What to work on: The entries below should be quoted exactly, with no pictures carried over.

Exercise inputs:
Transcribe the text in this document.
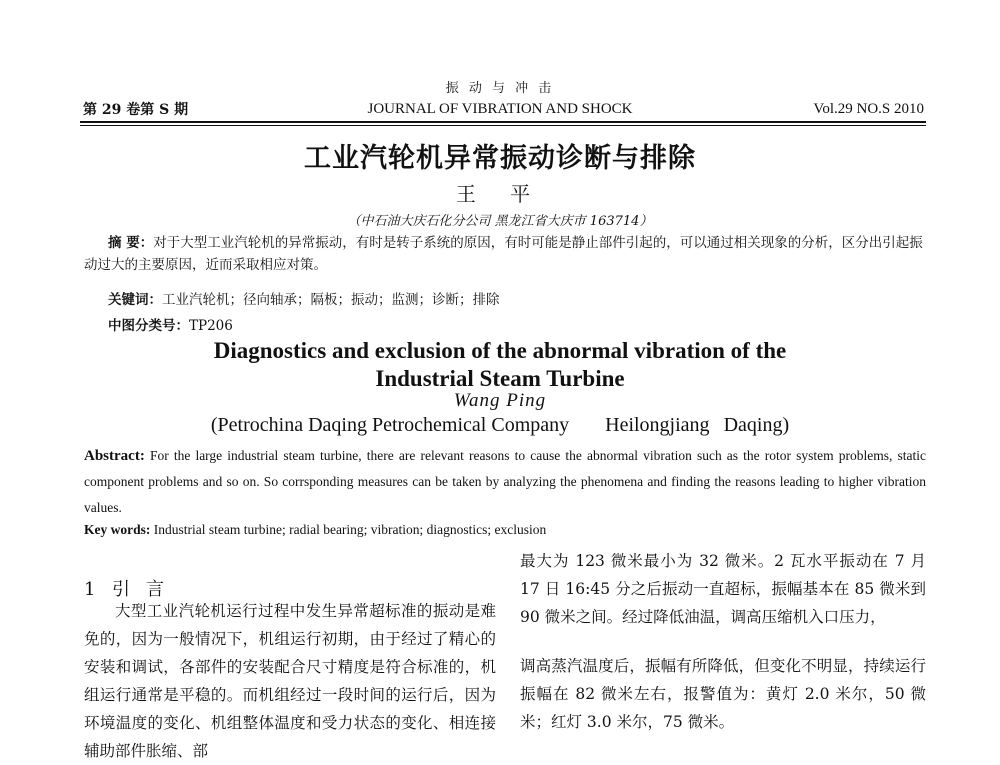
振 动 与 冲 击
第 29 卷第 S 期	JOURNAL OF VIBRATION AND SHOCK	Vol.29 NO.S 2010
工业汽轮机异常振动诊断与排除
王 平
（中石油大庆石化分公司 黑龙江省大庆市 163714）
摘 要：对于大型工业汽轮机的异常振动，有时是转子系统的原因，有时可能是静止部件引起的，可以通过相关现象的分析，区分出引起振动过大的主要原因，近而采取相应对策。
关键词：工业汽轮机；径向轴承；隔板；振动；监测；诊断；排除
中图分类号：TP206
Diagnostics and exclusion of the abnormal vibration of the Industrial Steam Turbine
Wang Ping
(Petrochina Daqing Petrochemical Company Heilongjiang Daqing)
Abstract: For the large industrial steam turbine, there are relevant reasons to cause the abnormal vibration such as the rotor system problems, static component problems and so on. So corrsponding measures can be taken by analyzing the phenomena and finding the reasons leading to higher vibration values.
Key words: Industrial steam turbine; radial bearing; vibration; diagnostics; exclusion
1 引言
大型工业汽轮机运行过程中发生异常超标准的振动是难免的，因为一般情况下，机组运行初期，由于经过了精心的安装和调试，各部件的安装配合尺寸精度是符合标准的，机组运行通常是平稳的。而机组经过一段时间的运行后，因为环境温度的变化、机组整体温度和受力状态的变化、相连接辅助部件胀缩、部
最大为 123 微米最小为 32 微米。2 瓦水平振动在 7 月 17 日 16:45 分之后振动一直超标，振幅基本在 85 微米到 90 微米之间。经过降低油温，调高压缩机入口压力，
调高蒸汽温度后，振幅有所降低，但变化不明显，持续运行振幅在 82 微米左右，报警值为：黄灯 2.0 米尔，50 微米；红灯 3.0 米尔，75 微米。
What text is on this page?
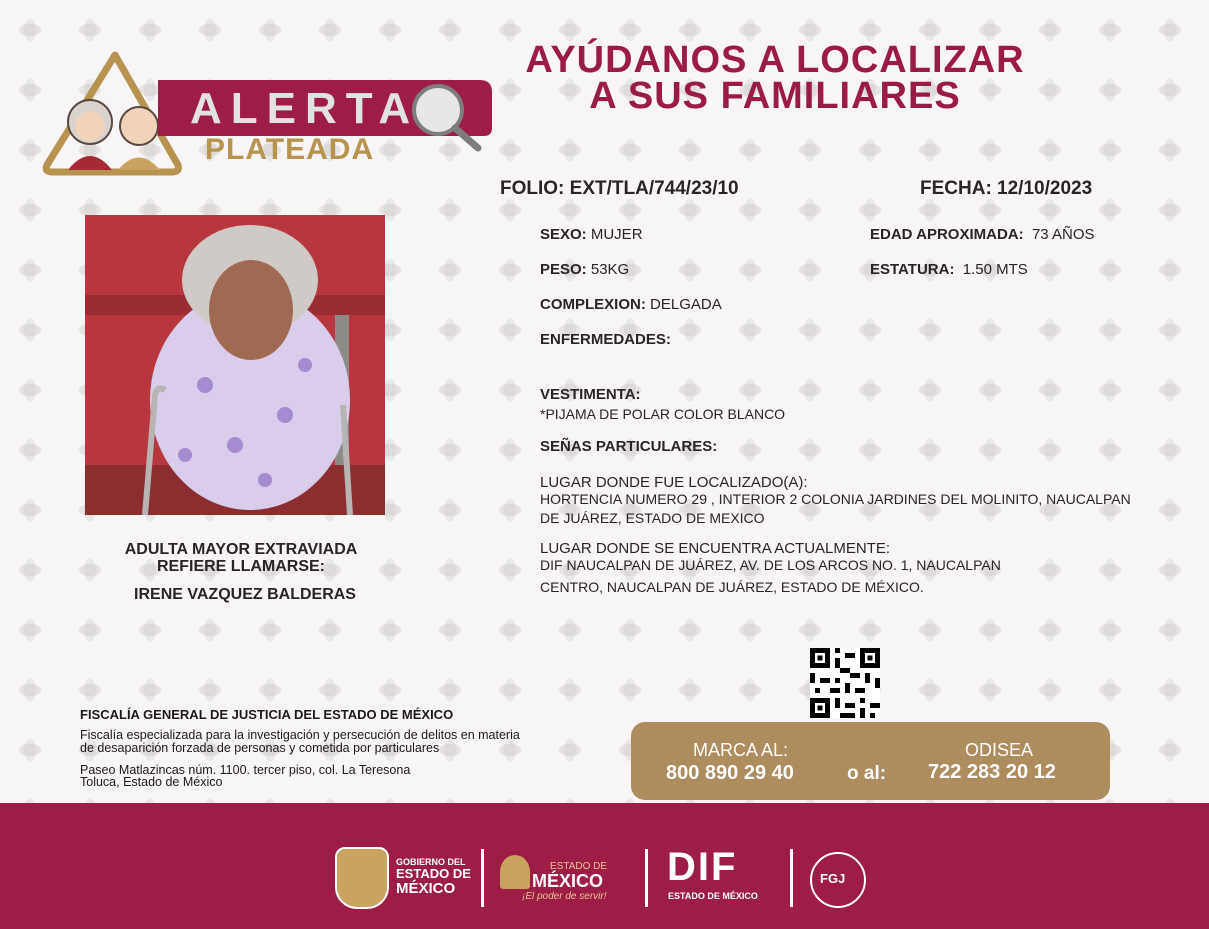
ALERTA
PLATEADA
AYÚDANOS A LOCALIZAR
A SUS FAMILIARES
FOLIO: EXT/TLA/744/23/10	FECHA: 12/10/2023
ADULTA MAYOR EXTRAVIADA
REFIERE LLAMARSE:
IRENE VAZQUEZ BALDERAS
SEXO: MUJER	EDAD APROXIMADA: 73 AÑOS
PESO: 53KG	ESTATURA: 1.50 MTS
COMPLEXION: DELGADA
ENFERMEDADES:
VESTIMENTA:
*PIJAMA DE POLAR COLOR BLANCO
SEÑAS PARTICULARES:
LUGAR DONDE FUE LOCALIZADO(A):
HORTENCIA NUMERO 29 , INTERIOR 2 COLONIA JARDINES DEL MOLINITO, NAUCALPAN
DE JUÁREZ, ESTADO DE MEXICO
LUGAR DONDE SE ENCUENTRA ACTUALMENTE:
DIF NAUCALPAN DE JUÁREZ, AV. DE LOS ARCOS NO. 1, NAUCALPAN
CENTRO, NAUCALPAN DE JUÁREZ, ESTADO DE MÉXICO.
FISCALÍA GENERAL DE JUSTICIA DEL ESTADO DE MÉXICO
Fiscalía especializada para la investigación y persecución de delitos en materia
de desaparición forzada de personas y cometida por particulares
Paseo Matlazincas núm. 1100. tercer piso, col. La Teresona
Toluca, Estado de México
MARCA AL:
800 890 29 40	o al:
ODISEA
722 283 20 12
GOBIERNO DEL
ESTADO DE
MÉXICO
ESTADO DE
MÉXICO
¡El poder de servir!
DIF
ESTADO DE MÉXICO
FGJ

Correct answer:
Transcribe the text in this document.
振 动 与 冲 击
第 29 卷第 S 期	JOURNAL OF VIBRATION AND SHOCK	Vol.29 NO.S 2010
工业汽轮机异常振动诊断与排除
王 平
（中石油大庆石化分公司 黑龙江省大庆市 163714）
摘 要：对于大型工业汽轮机的异常振动，有时是转子系统的原因，有时可能是静止部件引起的，可以通过相关现象的分析，区分出引起振动过大的主要原因，近而采取相应对策。
关键词：工业汽轮机；径向轴承；隔板；振动；监测；诊断；排除
中图分类号：TP206
Diagnostics and exclusion of the abnormal vibration of the Industrial Steam Turbine
Wang Ping
(Petrochina Daqing Petrochemical Company Heilongjiang Daqing)
Abstract: For the large industrial steam turbine, there are relevant reasons to cause the abnormal vibration such as the rotor system problems, static component problems and so on. So corrsponding measures can be taken by analyzing the phenomena and finding the reasons leading to higher vibration values.
Key words: Industrial steam turbine; radial bearing; vibration; diagnostics; exclusion
1 引言
大型工业汽轮机运行过程中发生异常超标准的振动是难免的，因为一般情况下，机组运行初期，由于经过了精心的安装和调试，各部件的安装配合尺寸精度是符合标准的，机组运行通常是平稳的。而机组经过一段时间的运行后，因为环境温度的变化、机组整体温度和受力状态的变化、相连接辅助部件胀缩、部
最大为 123 微米最小为 32 微米。2 瓦水平振动在 7 月 17 日 16:45 分之后振动一直超标，振幅基本在 85 微米到 90 微米之间。经过降低油温，调高压缩机入口压力，
调高蒸汽温度后，振幅有所降低，但变化不明显，持续运行振幅在 82 微米左右，报警值为：黄灯 2.0 米尔，50 微米；红灯 3.0 米尔，75 微米。
What text is on this page?
ALERTA
PLATEADA
AYÚDANOS A LOCALIZAR
A SUS FAMILIARES
FOLIO: EXT/TLA/744/23/10	FECHA: 12/10/2023
ADULTA MAYOR EXTRAVIADA
REFIERE LLAMARSE:
IRENE VAZQUEZ BALDERAS
SEXO: MUJER	EDAD APROXIMADA: 73 AÑOS
PESO: 53KG	ESTATURA: 1.50 MTS
COMPLEXION: DELGADA
ENFERMEDADES:
VESTIMENTA:
*PIJAMA DE POLAR COLOR BLANCO
SEÑAS PARTICULARES:
LUGAR DONDE FUE LOCALIZADO(A):
HORTENCIA NUMERO 29 , INTERIOR 2 COLONIA JARDINES DEL MOLINITO, NAUCALPAN
DE JUÁREZ, ESTADO DE MEXICO
LUGAR DONDE SE ENCUENTRA ACTUALMENTE:
DIF NAUCALPAN DE JUÁREZ, AV. DE LOS ARCOS NO. 1, NAUCALPAN
CENTRO, NAUCALPAN DE JUÁREZ, ESTADO DE MÉXICO.
FISCALÍA GENERAL DE JUSTICIA DEL ESTADO DE MÉXICO
Fiscalía especializada para la investigación y persecución de delitos en materia
de desaparición forzada de personas y cometida por particulares
Paseo Matlazincas núm. 1100. tercer piso, col. La Teresona
Toluca, Estado de México
MARCA AL:
800 890 29 40	o al:
ODISEA
722 283 20 12
GOBIERNO DEL
ESTADO DE
MÉXICO
ESTADO DE
MÉXICO
¡El poder de servir!
DIF
ESTADO DE MÉXICO
FGJ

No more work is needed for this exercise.